### [What is asked]
Copy each of the following records line for line, with no changes.

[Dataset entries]
<<<<

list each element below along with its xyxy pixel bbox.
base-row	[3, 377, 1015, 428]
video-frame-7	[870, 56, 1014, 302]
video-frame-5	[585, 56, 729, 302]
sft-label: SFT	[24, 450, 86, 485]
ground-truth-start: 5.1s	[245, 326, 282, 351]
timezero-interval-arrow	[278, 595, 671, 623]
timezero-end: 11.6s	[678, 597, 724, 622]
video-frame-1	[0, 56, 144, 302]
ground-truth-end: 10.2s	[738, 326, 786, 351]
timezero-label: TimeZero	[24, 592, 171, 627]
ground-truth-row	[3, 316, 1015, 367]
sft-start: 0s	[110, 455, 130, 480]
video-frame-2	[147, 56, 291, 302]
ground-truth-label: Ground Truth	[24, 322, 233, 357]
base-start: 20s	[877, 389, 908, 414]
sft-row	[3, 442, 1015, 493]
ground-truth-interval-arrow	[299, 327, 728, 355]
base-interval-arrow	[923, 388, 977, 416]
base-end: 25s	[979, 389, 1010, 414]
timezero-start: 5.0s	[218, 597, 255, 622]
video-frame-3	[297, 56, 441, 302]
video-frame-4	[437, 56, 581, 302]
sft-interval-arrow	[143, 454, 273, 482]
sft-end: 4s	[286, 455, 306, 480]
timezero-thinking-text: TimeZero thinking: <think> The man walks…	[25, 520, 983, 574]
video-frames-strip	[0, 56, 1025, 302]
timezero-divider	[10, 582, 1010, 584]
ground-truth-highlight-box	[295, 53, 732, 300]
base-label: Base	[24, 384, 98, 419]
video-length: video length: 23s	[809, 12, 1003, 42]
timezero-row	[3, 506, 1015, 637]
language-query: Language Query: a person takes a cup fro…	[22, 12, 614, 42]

>>>>

### [Correct output]
list each element below along with its xyxy pixel bbox.
base-row	[3, 377, 1015, 428]
video-frame-7	[870, 56, 1014, 302]
video-frame-5	[585, 56, 729, 302]
sft-label: SFT	[24, 450, 86, 485]
ground-truth-start: 5.1s	[245, 326, 282, 351]
timezero-interval-arrow	[278, 595, 671, 623]
timezero-end: 11.6s	[678, 597, 724, 622]
video-frame-1	[0, 56, 144, 302]
ground-truth-end: 10.2s	[738, 326, 786, 351]
timezero-label: TimeZero	[24, 592, 171, 627]
ground-truth-row	[3, 316, 1015, 367]
sft-start: 0s	[110, 455, 130, 480]
video-frame-2	[147, 56, 291, 302]
ground-truth-label: Ground Truth	[24, 322, 233, 357]
base-start: 20s	[877, 389, 908, 414]
sft-row	[3, 442, 1015, 493]
ground-truth-interval-arrow	[299, 327, 728, 355]
base-interval-arrow	[923, 388, 977, 416]
base-end: 25s	[979, 389, 1010, 414]
timezero-start: 5.0s	[218, 597, 255, 622]
video-frame-3	[297, 56, 441, 302]
video-frame-4	[437, 56, 581, 302]
sft-interval-arrow	[143, 454, 273, 482]
sft-end: 4s	[286, 455, 306, 480]
timezero-thinking-text: TimeZero thinking: <think> The man walks…	[25, 520, 983, 574]
video-frames-strip	[0, 56, 1025, 302]
timezero-divider	[10, 582, 1010, 584]
ground-truth-highlight-box	[295, 53, 732, 300]
base-label: Base	[24, 384, 98, 419]
video-length: video length: 23s	[809, 12, 1003, 42]
timezero-row	[3, 506, 1015, 637]
language-query: Language Query: a person takes a cup fro…	[22, 12, 614, 42]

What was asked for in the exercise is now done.